◆ TASK GOAL ◆
Lines containing "Static" are to be counted. Report the count alone.

◆ INFORMATION SUPPLIED ◆
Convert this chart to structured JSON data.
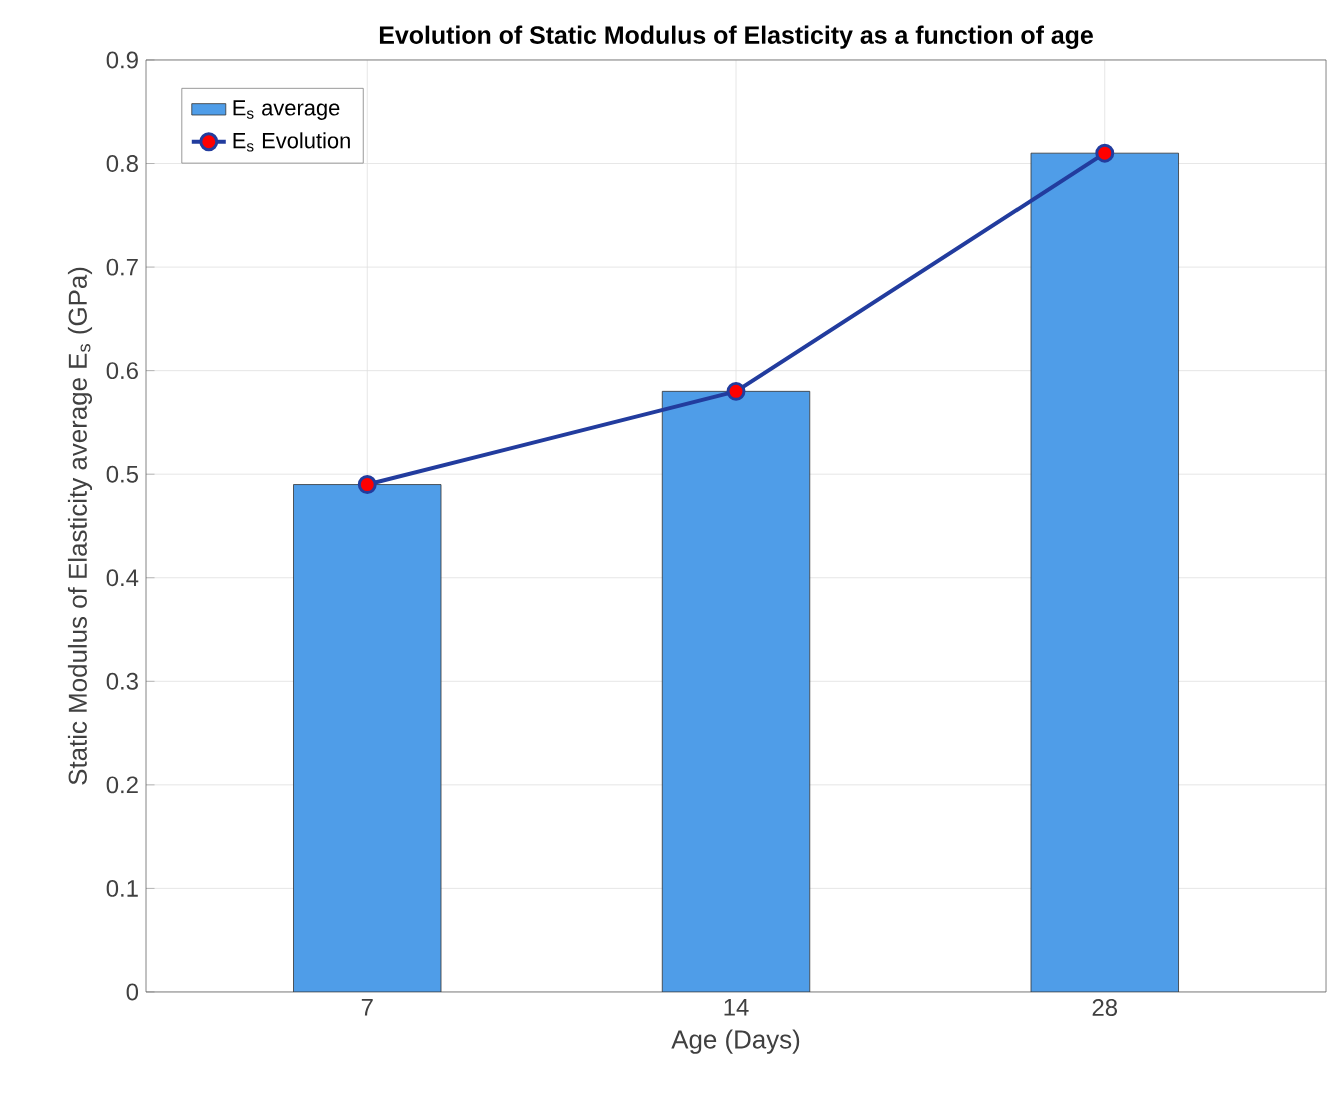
{
  "chart_data": {
    "type": "bar",
    "title": "Evolution of Static Modulus of Elasticity as a function of age",
    "xlabel": "Age (Days)",
    "ylabel": "Static Modulus of Elasticity average E$_{s}$ (GPa)",
    "categories": [
      "7",
      "14",
      "28"
    ],
    "series": [
      {
        "name": "E$_{s}$ average",
        "color": "#4f9de8",
        "values": [
          0.49,
          0.58,
          0.81
        ]
      },
      {
        "name": "E$_{s}$ Evolution",
        "type": "line",
        "color": "#223c9e",
        "marker": "circle",
        "values": [
          0.49,
          0.58,
          0.81
        ]
      }
    ],
    "ylim": [
      0,
      0.9
    ],
    "yticks": [
      0,
      0.1,
      0.2,
      0.3,
      0.4,
      0.5,
      0.6,
      0.7,
      0.8,
      0.9
    ],
    "grid": true,
    "legend": "top left"
  }
}
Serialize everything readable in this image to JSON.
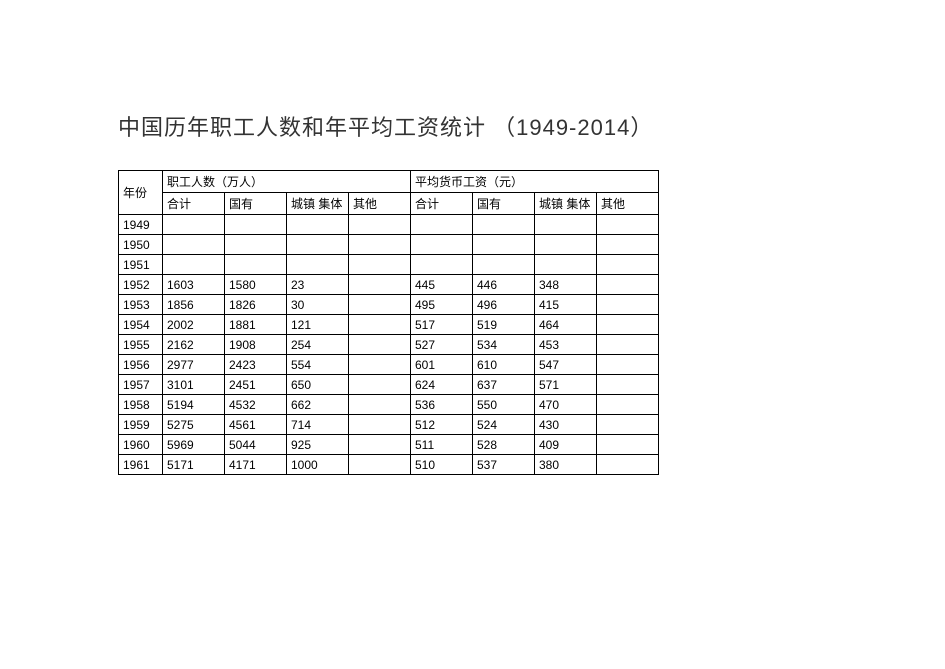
{
  "title": "中国历年职工人数和年平均工资统计 （1949-2014）",
  "table": {
    "columns": {
      "year": "年份",
      "group_a": "职工人数（万人）",
      "group_b": "平均货币工资（元）",
      "sub_total": "合计",
      "sub_state": "国有",
      "sub_urban": "城镇 集体",
      "sub_other": "其他"
    },
    "rows": [
      {
        "year": "1949",
        "a_total": "",
        "a_state": "",
        "a_urban": "",
        "a_other": "",
        "b_total": "",
        "b_state": "",
        "b_urban": "",
        "b_other": ""
      },
      {
        "year": "1950",
        "a_total": "",
        "a_state": "",
        "a_urban": "",
        "a_other": "",
        "b_total": "",
        "b_state": "",
        "b_urban": "",
        "b_other": ""
      },
      {
        "year": "1951",
        "a_total": "",
        "a_state": "",
        "a_urban": "",
        "a_other": "",
        "b_total": "",
        "b_state": "",
        "b_urban": "",
        "b_other": ""
      },
      {
        "year": "1952",
        "a_total": "1603",
        "a_state": "1580",
        "a_urban": "23",
        "a_other": "",
        "b_total": "445",
        "b_state": "446",
        "b_urban": "348",
        "b_other": ""
      },
      {
        "year": "1953",
        "a_total": "1856",
        "a_state": "1826",
        "a_urban": "30",
        "a_other": "",
        "b_total": "495",
        "b_state": "496",
        "b_urban": "415",
        "b_other": ""
      },
      {
        "year": "1954",
        "a_total": "2002",
        "a_state": "1881",
        "a_urban": "121",
        "a_other": "",
        "b_total": "517",
        "b_state": "519",
        "b_urban": "464",
        "b_other": ""
      },
      {
        "year": "1955",
        "a_total": "2162",
        "a_state": "1908",
        "a_urban": "254",
        "a_other": "",
        "b_total": "527",
        "b_state": "534",
        "b_urban": "453",
        "b_other": ""
      },
      {
        "year": "1956",
        "a_total": "2977",
        "a_state": "2423",
        "a_urban": "554",
        "a_other": "",
        "b_total": "601",
        "b_state": "610",
        "b_urban": "547",
        "b_other": ""
      },
      {
        "year": "1957",
        "a_total": "3101",
        "a_state": "2451",
        "a_urban": "650",
        "a_other": "",
        "b_total": "624",
        "b_state": "637",
        "b_urban": "571",
        "b_other": ""
      },
      {
        "year": "1958",
        "a_total": "5194",
        "a_state": "4532",
        "a_urban": "662",
        "a_other": "",
        "b_total": "536",
        "b_state": "550",
        "b_urban": "470",
        "b_other": ""
      },
      {
        "year": "1959",
        "a_total": "5275",
        "a_state": "4561",
        "a_urban": "714",
        "a_other": "",
        "b_total": "512",
        "b_state": "524",
        "b_urban": "430",
        "b_other": ""
      },
      {
        "year": "1960",
        "a_total": "5969",
        "a_state": "5044",
        "a_urban": "925",
        "a_other": "",
        "b_total": "511",
        "b_state": "528",
        "b_urban": "409",
        "b_other": ""
      },
      {
        "year": "1961",
        "a_total": "5171",
        "a_state": "4171",
        "a_urban": "1000",
        "a_other": "",
        "b_total": "510",
        "b_state": "537",
        "b_urban": "380",
        "b_other": ""
      }
    ]
  },
  "style": {
    "background_color": "#ffffff",
    "border_color": "#000000",
    "text_color": "#000000",
    "title_color": "#333333",
    "title_fontsize": 22,
    "cell_fontsize": 12,
    "col_year_width": 44,
    "col_data_width": 62
  }
}
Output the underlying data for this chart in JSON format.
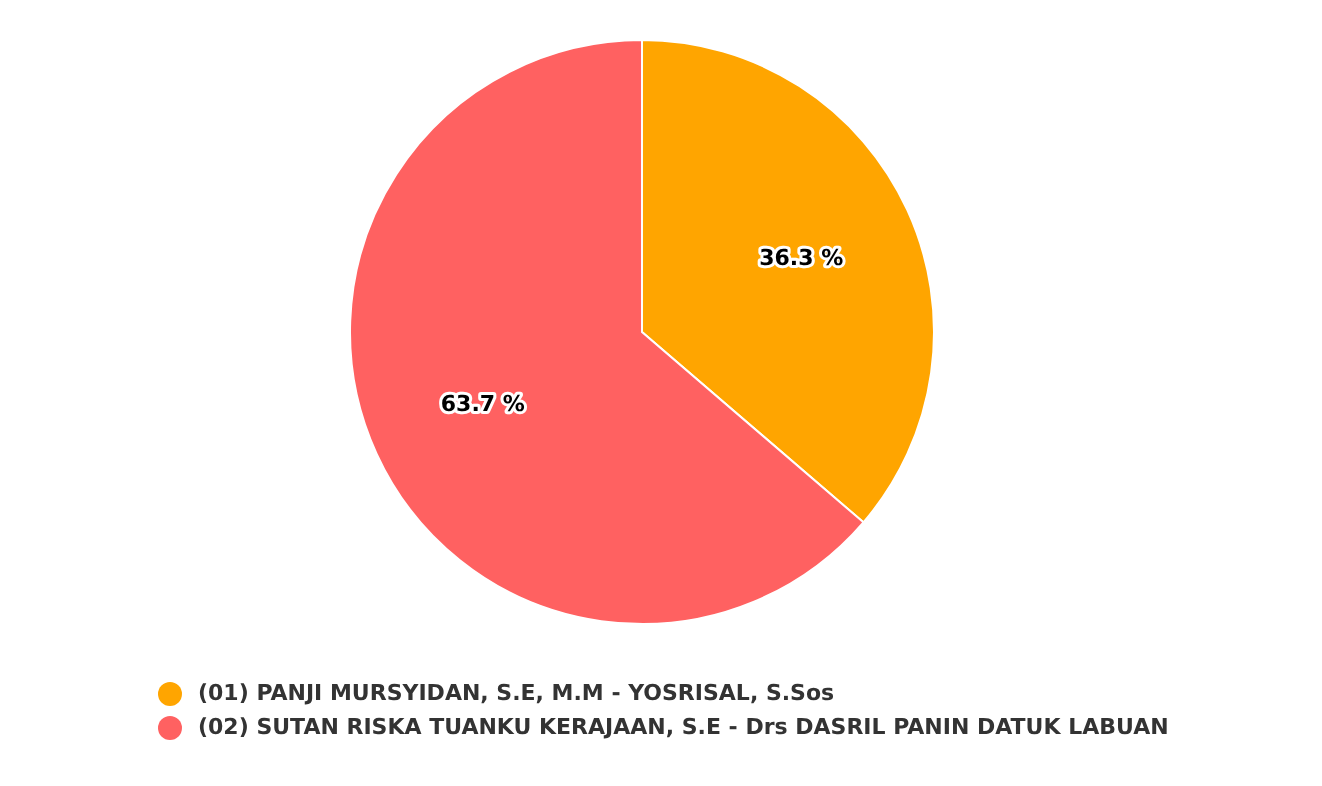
{
  "chart_data": {
    "type": "pie",
    "categories": [
      "(01) PANJI MURSYIDAN, S.E, M.M - YOSRISAL, S.Sos",
      "(02) SUTAN RISKA TUANKU KERAJAAN, S.E - Drs DASRIL PANIN DATUK LABUAN"
    ],
    "values": [
      36.3,
      63.7
    ],
    "colors": [
      "#ffa500",
      "#ff6161"
    ],
    "value_labels": [
      "36.3 %",
      "63.7 %"
    ],
    "legend": "bottom left"
  }
}
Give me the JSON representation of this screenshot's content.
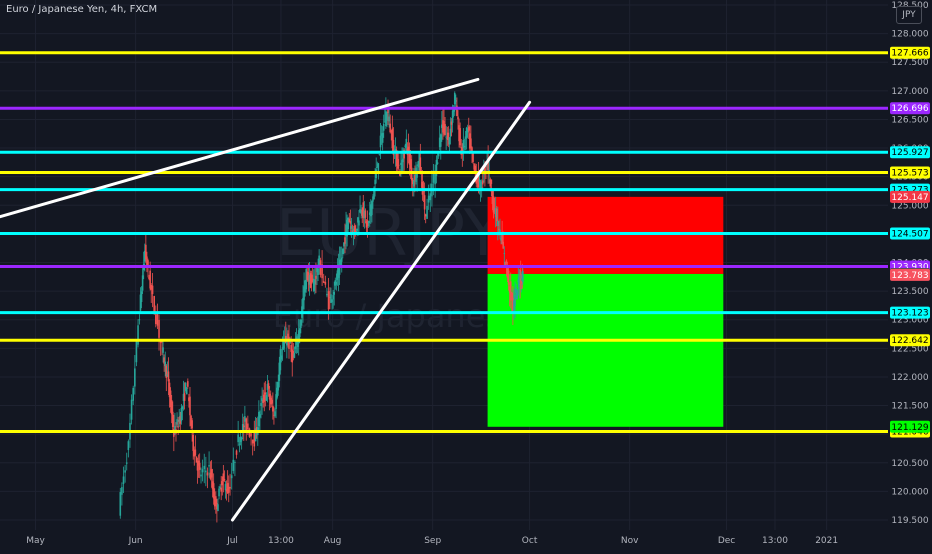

◆ WORKED ANSWER ◆
2